SHORT EXERCISE: Write out the entire listing below exactly, with the pictures left out.

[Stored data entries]
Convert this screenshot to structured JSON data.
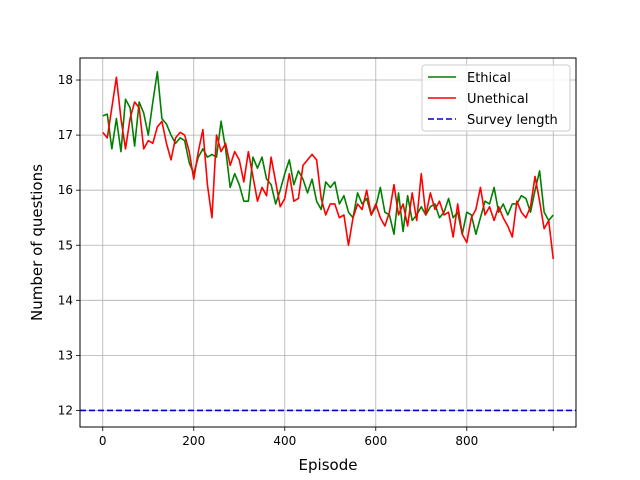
{
  "chart_data": {
    "type": "line",
    "xlabel": "Episode",
    "ylabel": "Number of questions",
    "xlim": [
      -50,
      1040
    ],
    "ylim": [
      11.7,
      18.4
    ],
    "xticks": [
      0,
      200,
      400,
      600,
      800
    ],
    "yticks": [
      12,
      13,
      14,
      15,
      16,
      17,
      18
    ],
    "grid": true,
    "legend_position": "top-right",
    "x": [
      0,
      10,
      20,
      30,
      40,
      50,
      60,
      70,
      80,
      90,
      100,
      110,
      120,
      130,
      140,
      150,
      160,
      170,
      180,
      190,
      200,
      210,
      220,
      230,
      240,
      250,
      260,
      270,
      280,
      290,
      300,
      310,
      320,
      330,
      340,
      350,
      360,
      370,
      380,
      390,
      400,
      410,
      420,
      430,
      440,
      450,
      460,
      470,
      480,
      490,
      500,
      510,
      520,
      530,
      540,
      550,
      560,
      570,
      580,
      590,
      600,
      610,
      620,
      630,
      640,
      650,
      660,
      670,
      680,
      690,
      700,
      710,
      720,
      730,
      740,
      750,
      760,
      770,
      780,
      790,
      800,
      810,
      820,
      830,
      840,
      850,
      860,
      870,
      880,
      890,
      900,
      910,
      920,
      930,
      940,
      950,
      960,
      970,
      980,
      990
    ],
    "series": [
      {
        "name": "Ethical",
        "color": "#008000",
        "style": "solid",
        "values": [
          17.35,
          17.38,
          16.75,
          17.3,
          16.7,
          17.65,
          17.5,
          16.8,
          17.6,
          17.4,
          17.0,
          17.6,
          18.15,
          17.3,
          17.2,
          17.0,
          16.85,
          16.95,
          16.9,
          16.5,
          16.3,
          16.6,
          16.75,
          16.6,
          16.65,
          16.6,
          17.25,
          16.75,
          16.05,
          16.3,
          16.1,
          15.8,
          15.8,
          16.6,
          16.4,
          16.6,
          16.2,
          16.1,
          15.75,
          16.0,
          16.3,
          16.55,
          16.1,
          16.35,
          16.2,
          15.95,
          16.2,
          15.8,
          15.65,
          16.15,
          16.05,
          16.15,
          15.75,
          15.9,
          15.6,
          15.5,
          15.95,
          15.75,
          15.85,
          15.55,
          15.7,
          16.05,
          15.6,
          15.55,
          15.2,
          15.95,
          15.25,
          15.9,
          15.45,
          15.55,
          15.7,
          15.55,
          15.7,
          15.75,
          15.5,
          15.6,
          15.85,
          15.5,
          15.6,
          15.2,
          15.6,
          15.55,
          15.2,
          15.5,
          15.8,
          15.75,
          16.05,
          15.6,
          15.75,
          15.55,
          15.75,
          15.75,
          15.9,
          15.85,
          15.6,
          16.0,
          16.35,
          15.6,
          15.45,
          15.55
        ]
      },
      {
        "name": "Unethical",
        "color": "#ff0000",
        "style": "solid",
        "values": [
          17.05,
          16.95,
          17.5,
          18.05,
          17.3,
          16.75,
          17.3,
          17.6,
          17.5,
          16.75,
          16.9,
          16.85,
          17.15,
          17.25,
          16.85,
          16.55,
          16.95,
          17.05,
          17.0,
          16.7,
          16.2,
          16.7,
          17.1,
          16.1,
          15.5,
          17.0,
          16.7,
          16.85,
          16.45,
          16.7,
          16.55,
          16.15,
          16.7,
          16.25,
          15.8,
          16.05,
          15.9,
          16.6,
          16.15,
          15.7,
          15.85,
          16.3,
          15.8,
          15.85,
          16.45,
          16.55,
          16.65,
          16.55,
          15.85,
          15.55,
          15.75,
          15.75,
          15.5,
          15.55,
          15.0,
          15.5,
          15.75,
          15.65,
          16.0,
          15.55,
          15.75,
          15.5,
          15.35,
          15.6,
          16.1,
          15.55,
          15.75,
          15.35,
          15.95,
          15.45,
          16.3,
          15.55,
          15.95,
          15.65,
          15.8,
          15.55,
          15.6,
          15.15,
          15.75,
          15.2,
          15.05,
          15.5,
          15.65,
          16.05,
          15.55,
          15.7,
          15.45,
          15.7,
          15.5,
          15.35,
          15.15,
          15.8,
          15.6,
          15.5,
          15.7,
          16.25,
          15.8,
          15.3,
          15.45,
          14.75
        ]
      },
      {
        "name": "Survey length",
        "color": "#0000cc",
        "style": "dashed",
        "constant": 12
      }
    ]
  }
}
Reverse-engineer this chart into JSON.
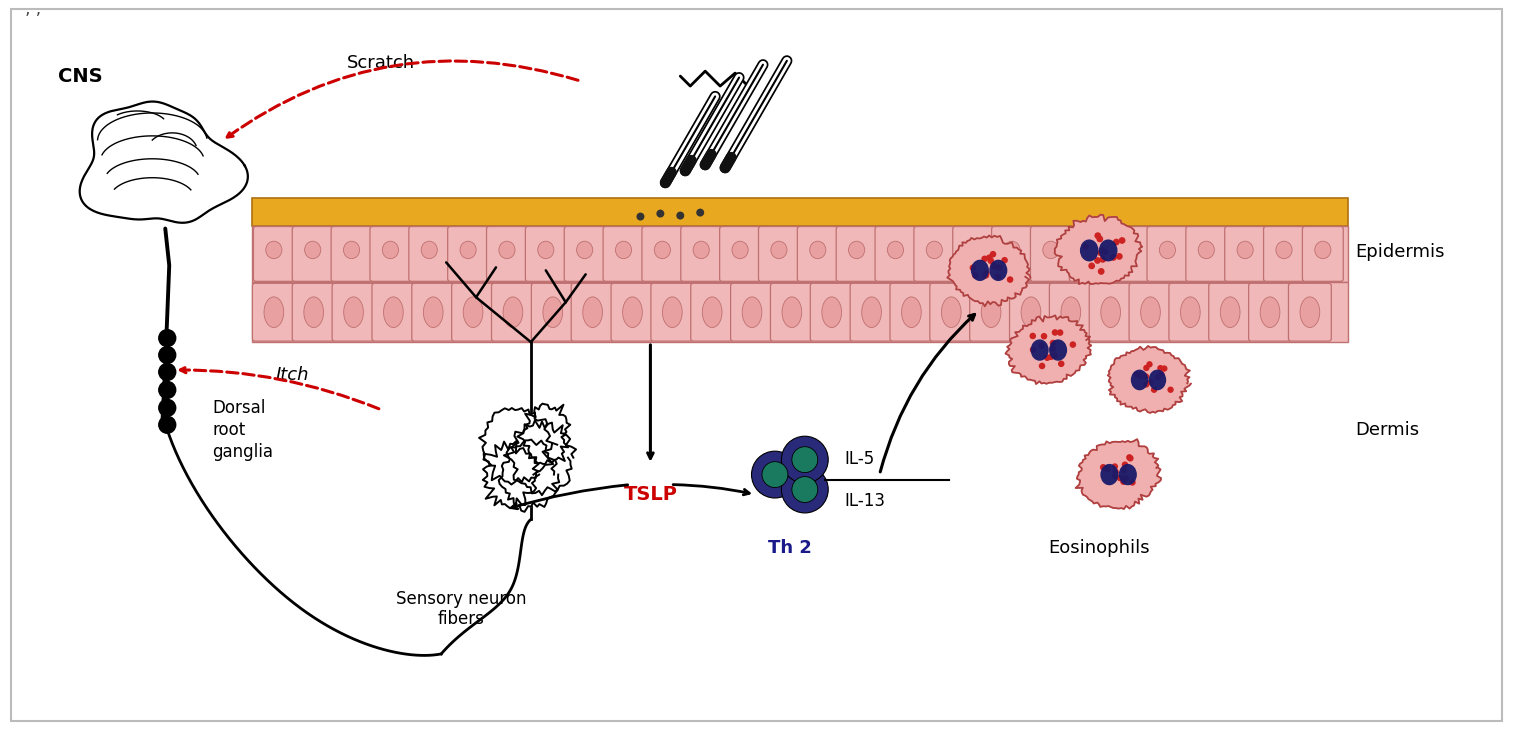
{
  "bg_color": "#ffffff",
  "border_color": "#bbbbbb",
  "skin_top_color": "#e8a820",
  "skin_layer_color": "#f0b8b8",
  "skin_cell_border": "#c07070",
  "epidermis_label": "Epidermis",
  "dermis_label": "Dermis",
  "cns_label": "CNS",
  "scratch_label": "Scratch",
  "itch_label": "Itch",
  "tslp_label": "TSLP",
  "dorsal_label": "Dorsal\nroot\nganglia",
  "sensory_label": "Sensory neuron\nfibers",
  "th2_label": "Th 2",
  "eosinophils_label": "Eosinophils",
  "il5_label": "IL-5",
  "il13_label": "IL-13",
  "black": "#000000",
  "red": "#cc0000",
  "tslp_color": "#cc0000",
  "th2_outer": "#2a2a7a",
  "th2_inner": "#1a7a60",
  "eo_fill": "#f0b0b0",
  "eo_nucleus": "#1a1a6a",
  "eo_dots": "#cc2222",
  "figwidth": 15.13,
  "figheight": 7.3
}
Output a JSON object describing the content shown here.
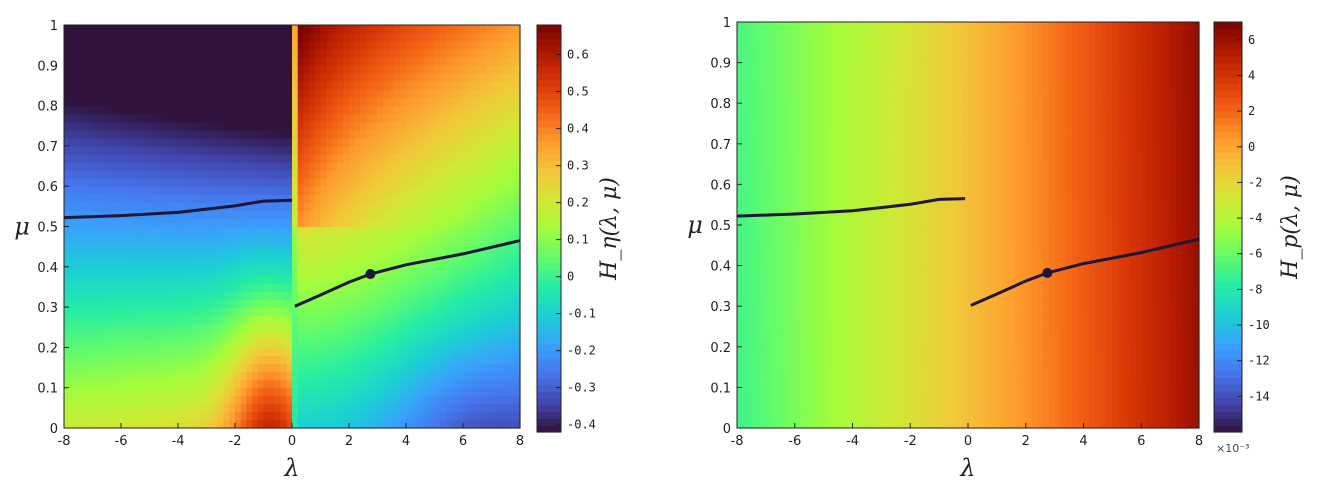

WORKED SOLUTION:
Convert this screenshot to structured JSON data.
{
  "chart_data": {
    "type": "line",
    "xlabel": "Episode",
    "ylabel": "Number of questions",
    "xlim": [
      -50,
      1040
    ],
    "ylim": [
      11.7,
      18.4
    ],
    "xticks": [
      0,
      200,
      400,
      600,
      800
    ],
    "yticks": [
      12,
      13,
      14,
      15,
      16,
      17,
      18
    ],
    "grid": true,
    "legend_position": "top-right",
    "x": [
      0,
      10,
      20,
      30,
      40,
      50,
      60,
      70,
      80,
      90,
      100,
      110,
      120,
      130,
      140,
      150,
      160,
      170,
      180,
      190,
      200,
      210,
      220,
      230,
      240,
      250,
      260,
      270,
      280,
      290,
      300,
      310,
      320,
      330,
      340,
      350,
      360,
      370,
      380,
      390,
      400,
      410,
      420,
      430,
      440,
      450,
      460,
      470,
      480,
      490,
      500,
      510,
      520,
      530,
      540,
      550,
      560,
      570,
      580,
      590,
      600,
      610,
      620,
      630,
      640,
      650,
      660,
      670,
      680,
      690,
      700,
      710,
      720,
      730,
      740,
      750,
      760,
      770,
      780,
      790,
      800,
      810,
      820,
      830,
      840,
      850,
      860,
      870,
      880,
      890,
      900,
      910,
      920,
      930,
      940,
      950,
      960,
      970,
      980,
      990
    ],
    "series": [
      {
        "name": "Ethical",
        "color": "#008000",
        "style": "solid",
        "values": [
          17.35,
          17.38,
          16.75,
          17.3,
          16.7,
          17.65,
          17.5,
          16.8,
          17.6,
          17.4,
          17.0,
          17.6,
          18.15,
          17.3,
          17.2,
          17.0,
          16.85,
          16.95,
          16.9,
          16.5,
          16.3,
          16.6,
          16.75,
          16.6,
          16.65,
          16.6,
          17.25,
          16.75,
          16.05,
          16.3,
          16.1,
          15.8,
          15.8,
          16.6,
          16.4,
          16.6,
          16.2,
          16.1,
          15.75,
          16.0,
          16.3,
          16.55,
          16.1,
          16.35,
          16.2,
          15.95,
          16.2,
          15.8,
          15.65,
          16.15,
          16.05,
          16.15,
          15.75,
          15.9,
          15.6,
          15.5,
          15.95,
          15.75,
          15.85,
          15.55,
          15.7,
          16.05,
          15.6,
          15.55,
          15.2,
          15.95,
          15.25,
          15.9,
          15.45,
          15.55,
          15.7,
          15.55,
          15.7,
          15.75,
          15.5,
          15.6,
          15.85,
          15.5,
          15.6,
          15.2,
          15.6,
          15.55,
          15.2,
          15.5,
          15.8,
          15.75,
          16.05,
          15.6,
          15.75,
          15.55,
          15.75,
          15.75,
          15.9,
          15.85,
          15.6,
          16.0,
          16.35,
          15.6,
          15.45,
          15.55
        ]
      },
      {
        "name": "Unethical",
        "color": "#ff0000",
        "style": "solid",
        "values": [
          17.05,
          16.95,
          17.5,
          18.05,
          17.3,
          16.75,
          17.3,
          17.6,
          17.5,
          16.75,
          16.9,
          16.85,
          17.15,
          17.25,
          16.85,
          16.55,
          16.95,
          17.05,
          17.0,
          16.7,
          16.2,
          16.7,
          17.1,
          16.1,
          15.5,
          17.0,
          16.7,
          16.85,
          16.45,
          16.7,
          16.55,
          16.15,
          16.7,
          16.25,
          15.8,
          16.05,
          15.9,
          16.6,
          16.15,
          15.7,
          15.85,
          16.3,
          15.8,
          15.85,
          16.45,
          16.55,
          16.65,
          16.55,
          15.85,
          15.55,
          15.75,
          15.75,
          15.5,
          15.55,
          15.0,
          15.5,
          15.75,
          15.65,
          16.0,
          15.55,
          15.75,
          15.5,
          15.35,
          15.6,
          16.1,
          15.55,
          15.75,
          15.35,
          15.95,
          15.45,
          16.3,
          15.55,
          15.95,
          15.65,
          15.8,
          15.55,
          15.6,
          15.15,
          15.75,
          15.2,
          15.05,
          15.5,
          15.65,
          16.05,
          15.55,
          15.7,
          15.45,
          15.7,
          15.5,
          15.35,
          15.15,
          15.8,
          15.6,
          15.5,
          15.7,
          16.25,
          15.8,
          15.3,
          15.45,
          14.75
        ]
      },
      {
        "name": "Survey length",
        "color": "#0000cc",
        "style": "dashed",
        "constant": 12
      }
    ]
  }
}
Reverse-engineer this chart into JSON.
{
  "bg_color": "#ffffff",
  "border_color": "#bbbbbb",
  "skin_top_color": "#e8a820",
  "skin_layer_color": "#f0b8b8",
  "skin_cell_border": "#c07070",
  "epidermis_label": "Epidermis",
  "dermis_label": "Dermis",
  "cns_label": "CNS",
  "scratch_label": "Scratch",
  "itch_label": "Itch",
  "tslp_label": "TSLP",
  "dorsal_label": "Dorsal\nroot\nganglia",
  "sensory_label": "Sensory neuron\nfibers",
  "th2_label": "Th 2",
  "eosinophils_label": "Eosinophils",
  "il5_label": "IL-5",
  "il13_label": "IL-13",
  "black": "#000000",
  "red": "#cc0000",
  "tslp_color": "#cc0000",
  "th2_outer": "#2a2a7a",
  "th2_inner": "#1a7a60",
  "eo_fill": "#f0b0b0",
  "eo_nucleus": "#1a1a6a",
  "eo_dots": "#cc2222",
  "figwidth": 15.13,
  "figheight": 7.3
}
Output a JSON object describing the content shown here.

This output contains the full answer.